Alıntı metin:

__________________________________________________

HEPSİNİN KÖKÜNÜ KAZIYINCAYA KADAR...
Bir hücre evinde PKK'lılarla beraber FETÖ'cüler yakalanıyor. pek çok eylemde DAEŞ ile PKK'nın ortak çabasını ve FETÖ'cülerin örtülü desteğini görüyoruz. Bu bizim tüm terör örgütleriyle aynı dikkatle mücadele etmemizi gerektiriyor. PKK ile DAEŞ'in bizim nezdimizde farkı yoktur. Hepsi ülkemizin, milletimizin, bayrağımızın düşmanıdır. Bunları 15 Temmuz'dan sonra daha çok açık ve net gördük. Hepsinin kökünü kazıyıncaya kadar azimle devam edeceğiz.
15 TEMMUZ BÜYÜK BİR DÖNÜM NOKTASI
Ben şahsım adına bu can bedenden çıkıncaya kadar mücadelemi sürdüreceğim. Ta belediye başkanlığımdan beri tanıdığım bu örgüT bizlere, vatanımıza ihanet etmiştir. Bölücü terör örgütü başı ülkemize teslim edilirken bu örgütün başı malum yerine gitmiştir. 15 Temmuz diğer darbelerden çok dahan büyük bir dönüm noktasıdır.Bu diğerlerinden farklı olarak inanç, eğitim, hayırseverlik gibi değerleri istismar eden bir çetenin ürünüdür.
MİLLET DEVLETTEN ÇOK DAHA HIZLI ÇIKTI
Bu yapılar genel olarak, hesabi değil, hasbi çalışmalarına rağmen böyle bir kara dalga, kara bir bulut bunların üzerine gelmiştir. Allah'ın rızası, milletin gönlünü kazanmaya çalışanlarla bunları bir tutmamız mümkün değil. Burada hassas davranmamız gerekiyor. FETÖ devleti ele geçirme stratejisi üzerine kurmuştur. 15 Temmuz'a karışan subaylara baktığımızda 1980'li, 1990'lı yıllarda TSK'ya sızdıklarını görüyoruz. 30 yıl boyunca çok kişilikli hayat süren, takiye yapan bu insanların haleti ruhiyelerinin sağlıklı olması mümkün değil.17-25 Aralık'ta biz bu örgütün karanlık yüzünü gördük ama kimseye meramımızı anlatamadık. Herkese bunlar terör örgütü dedikçe onlar terör örgütü dediğiniz silahlı olur, kan döker diyorlardı. Kölerinde bunları yazıyorlardı. 15 Temmuz'da bu ihanet şebekesi silahları ile ortaya çıktı, kan döktü. Bunlar milletin vergileri ile beslediği bir terör örgütü olarak ortaya çıktı. 15 temmuz gecesi milletimiz devletten çok daha etkili bir şekilde bu şebekenin karşısına dikildi.

__________________________________________________

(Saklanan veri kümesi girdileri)

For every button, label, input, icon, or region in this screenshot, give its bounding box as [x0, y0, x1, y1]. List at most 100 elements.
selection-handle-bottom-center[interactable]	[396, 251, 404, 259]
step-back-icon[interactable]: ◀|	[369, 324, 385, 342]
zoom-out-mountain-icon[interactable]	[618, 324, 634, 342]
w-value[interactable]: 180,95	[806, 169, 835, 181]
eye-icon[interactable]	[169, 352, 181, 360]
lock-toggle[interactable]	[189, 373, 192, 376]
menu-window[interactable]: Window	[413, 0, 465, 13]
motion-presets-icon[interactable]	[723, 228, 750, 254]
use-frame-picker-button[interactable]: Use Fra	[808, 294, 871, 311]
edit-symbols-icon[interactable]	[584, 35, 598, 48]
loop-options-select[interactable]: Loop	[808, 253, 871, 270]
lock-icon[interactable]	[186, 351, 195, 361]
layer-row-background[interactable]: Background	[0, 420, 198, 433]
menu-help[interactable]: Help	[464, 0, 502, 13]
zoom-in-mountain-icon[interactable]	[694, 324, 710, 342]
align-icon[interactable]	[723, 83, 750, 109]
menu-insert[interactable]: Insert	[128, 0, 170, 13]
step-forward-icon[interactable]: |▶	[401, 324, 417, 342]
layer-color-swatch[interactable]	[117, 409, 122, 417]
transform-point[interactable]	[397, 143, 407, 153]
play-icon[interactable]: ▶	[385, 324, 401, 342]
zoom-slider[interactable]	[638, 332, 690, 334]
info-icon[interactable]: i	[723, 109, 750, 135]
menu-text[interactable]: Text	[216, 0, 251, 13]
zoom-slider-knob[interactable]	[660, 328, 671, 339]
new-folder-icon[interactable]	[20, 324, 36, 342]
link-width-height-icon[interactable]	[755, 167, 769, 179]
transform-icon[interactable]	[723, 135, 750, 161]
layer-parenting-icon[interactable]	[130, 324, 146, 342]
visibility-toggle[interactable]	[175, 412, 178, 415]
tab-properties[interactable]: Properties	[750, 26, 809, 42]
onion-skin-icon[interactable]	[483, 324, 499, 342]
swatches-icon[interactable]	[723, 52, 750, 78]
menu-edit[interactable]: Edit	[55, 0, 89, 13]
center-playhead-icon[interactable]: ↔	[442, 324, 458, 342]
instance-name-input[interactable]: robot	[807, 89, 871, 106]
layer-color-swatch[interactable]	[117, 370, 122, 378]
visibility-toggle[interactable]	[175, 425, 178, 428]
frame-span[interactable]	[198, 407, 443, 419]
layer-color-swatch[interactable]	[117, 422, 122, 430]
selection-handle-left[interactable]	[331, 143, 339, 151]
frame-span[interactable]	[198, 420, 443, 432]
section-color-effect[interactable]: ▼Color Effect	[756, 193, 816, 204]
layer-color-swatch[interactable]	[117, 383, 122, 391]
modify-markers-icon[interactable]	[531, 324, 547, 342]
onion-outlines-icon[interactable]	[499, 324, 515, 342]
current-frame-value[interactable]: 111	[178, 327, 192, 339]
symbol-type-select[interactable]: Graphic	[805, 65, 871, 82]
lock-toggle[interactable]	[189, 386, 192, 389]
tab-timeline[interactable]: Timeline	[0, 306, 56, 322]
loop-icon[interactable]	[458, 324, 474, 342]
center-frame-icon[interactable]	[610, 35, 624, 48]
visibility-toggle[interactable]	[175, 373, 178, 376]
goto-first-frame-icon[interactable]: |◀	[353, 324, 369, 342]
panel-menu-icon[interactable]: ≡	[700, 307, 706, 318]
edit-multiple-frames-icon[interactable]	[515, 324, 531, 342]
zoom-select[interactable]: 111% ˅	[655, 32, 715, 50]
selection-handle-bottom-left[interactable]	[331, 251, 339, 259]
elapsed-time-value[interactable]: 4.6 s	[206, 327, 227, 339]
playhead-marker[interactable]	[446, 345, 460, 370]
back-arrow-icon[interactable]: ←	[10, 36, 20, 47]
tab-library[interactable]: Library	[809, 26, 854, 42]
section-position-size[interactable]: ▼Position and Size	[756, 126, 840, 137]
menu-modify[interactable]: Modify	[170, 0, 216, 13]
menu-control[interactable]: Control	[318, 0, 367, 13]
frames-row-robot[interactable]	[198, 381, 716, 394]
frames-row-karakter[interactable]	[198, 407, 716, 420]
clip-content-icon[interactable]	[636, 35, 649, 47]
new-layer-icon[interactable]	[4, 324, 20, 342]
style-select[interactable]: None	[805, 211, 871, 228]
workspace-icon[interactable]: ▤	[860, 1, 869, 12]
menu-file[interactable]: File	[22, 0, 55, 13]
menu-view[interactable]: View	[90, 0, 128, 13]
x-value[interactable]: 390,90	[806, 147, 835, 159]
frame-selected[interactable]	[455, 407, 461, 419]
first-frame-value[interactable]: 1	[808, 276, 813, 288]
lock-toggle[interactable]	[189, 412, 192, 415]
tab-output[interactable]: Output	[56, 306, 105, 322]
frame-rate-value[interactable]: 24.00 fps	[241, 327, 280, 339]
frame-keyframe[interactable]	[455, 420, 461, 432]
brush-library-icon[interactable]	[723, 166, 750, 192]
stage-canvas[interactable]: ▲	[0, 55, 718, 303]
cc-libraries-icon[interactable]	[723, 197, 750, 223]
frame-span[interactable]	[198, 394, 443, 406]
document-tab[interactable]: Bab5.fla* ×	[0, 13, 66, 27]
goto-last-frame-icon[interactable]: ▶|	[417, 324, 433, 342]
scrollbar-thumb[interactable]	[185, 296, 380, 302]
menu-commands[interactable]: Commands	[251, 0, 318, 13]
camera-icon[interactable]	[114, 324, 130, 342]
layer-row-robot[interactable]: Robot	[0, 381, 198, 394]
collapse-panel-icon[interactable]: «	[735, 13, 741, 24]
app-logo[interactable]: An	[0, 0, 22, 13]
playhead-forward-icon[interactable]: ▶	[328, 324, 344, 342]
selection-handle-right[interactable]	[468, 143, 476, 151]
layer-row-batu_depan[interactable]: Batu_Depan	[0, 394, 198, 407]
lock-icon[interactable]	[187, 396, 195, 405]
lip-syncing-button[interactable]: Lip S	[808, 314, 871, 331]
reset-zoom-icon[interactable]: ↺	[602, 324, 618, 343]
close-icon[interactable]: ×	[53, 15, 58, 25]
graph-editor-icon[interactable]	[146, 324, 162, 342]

__________________________________________________

Görev 1:
Alıntıya göre aşağıdaki soruları yanıtlayın.
(a) Bir hücre evinde PKK'lılarla beraber kimler yakalanıyor?
(b) Konuşmacı, vatana ihanet ettiğini söylediği örgütü ne zamandan beri tanıyor?
(c) 15 Temmuz'a karışan subayların TSK'ya hangi yıllarda sızdığı görülüyor?
Görev 2:
Alıntıdan "HEPSİNİN KÖKÜNÜ KAZIYINCAYA" sözlerinin geçtiği yerden başlayan kısmı harfi harfine yineleyin ve "azimle devam edeceğiz." sözlerinden sonra bitirin.

Yanıt alanı 1:
(a) FETÖ'cüler yakalanıyor.
(b) Belediye başkanlığından beri tanıyor.
(c) 1980'li ve 1990'lı yıllarda sızdıkları görülüyor.

Yanıt alanı 2:
HEPSİNİN KÖKÜNÜ KAZIYINCAYA KADAR...
Bir hücre evinde PKK'lılarla beraber FETÖ'cüler yakalanıyor. pek çok eylemde DAEŞ ile PKK'nın ortak çabasını ve FETÖ'cülerin örtülü desteğini görüyoruz. Bu bizim tüm terör örgütleriyle aynı dikkatle mücadele etmemizi gerektiriyor. PKK ile DAEŞ'in bizim nezdimizde farkı yoktur. Hepsi ülkemizin, milletimizin, bayrağımızın düşmanıdır. Bunları 15 Temmuz'dan sonra daha çok açık ve net gördük. Hepsinin kökünü kazıyıncaya kadar azimle devam edeceğiz.